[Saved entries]
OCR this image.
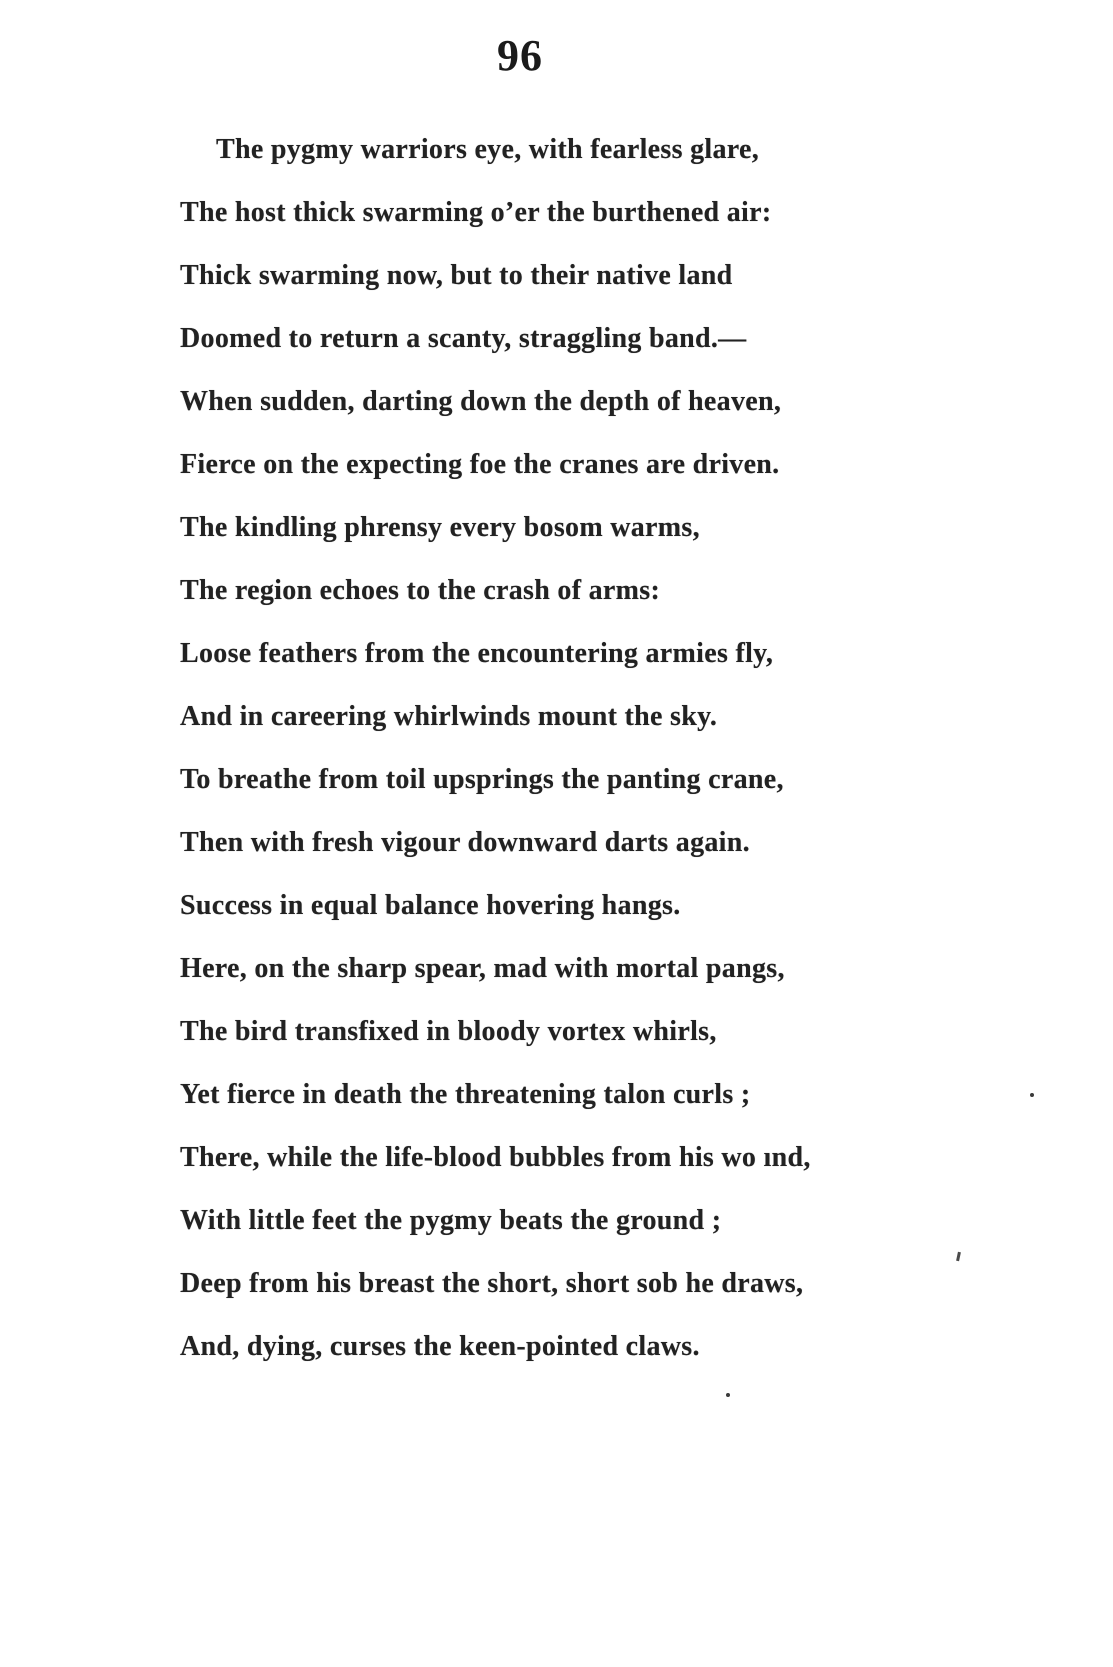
96

The pygmy warriors eye, with fearless glare,

The host thick swarming o’er the burthened air:

Thick swarming now, but to their native land

Doomed to return a scanty, straggling band.—

When sudden, darting down the depth of heaven,

Fierce on the expecting foe the cranes are driven.

The kindling phrensy every bosom warms,

The region echoes to the crash of arms:

Loose feathers from the encountering armies fly,

And in careering whirlwinds mount the sky.

To breathe from toil upsprings the panting crane,

Then with fresh vigour downward darts again.

Success in equal balance hovering hangs.

Here, on the sharp spear, mad with mortal pangs,

The bird transfixed in bloody vortex whirls,

Yet fierce in death the threatening talon curls ;

There, while the life-blood bubbles from his wo ınd,

With little feet the pygmy beats the ground ;

Deep from his breast the short, short sob he draws,

And, dying, curses the keen-pointed claws.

* EXERCISE OBJECTIVE
Return all of the data exactly as written, and drop the pictures.

* FINAL RESULT
OCR this image.
96

The pygmy warriors eye, with fearless glare,

The host thick swarming o’er the burthened air:

Thick swarming now, but to their native land

Doomed to return a scanty, straggling band.—

When sudden, darting down the depth of heaven,

Fierce on the expecting foe the cranes are driven.

The kindling phrensy every bosom warms,

The region echoes to the crash of arms:

Loose feathers from the encountering armies fly,

And in careering whirlwinds mount the sky.

To breathe from toil upsprings the panting crane,

Then with fresh vigour downward darts again.

Success in equal balance hovering hangs.

Here, on the sharp spear, mad with mortal pangs,

The bird transfixed in bloody vortex whirls,

Yet fierce in death the threatening talon curls ;

There, while the life-blood bubbles from his wo ınd,

With little feet the pygmy beats the ground ;

Deep from his breast the short, short sob he draws,

And, dying, curses the keen-pointed claws.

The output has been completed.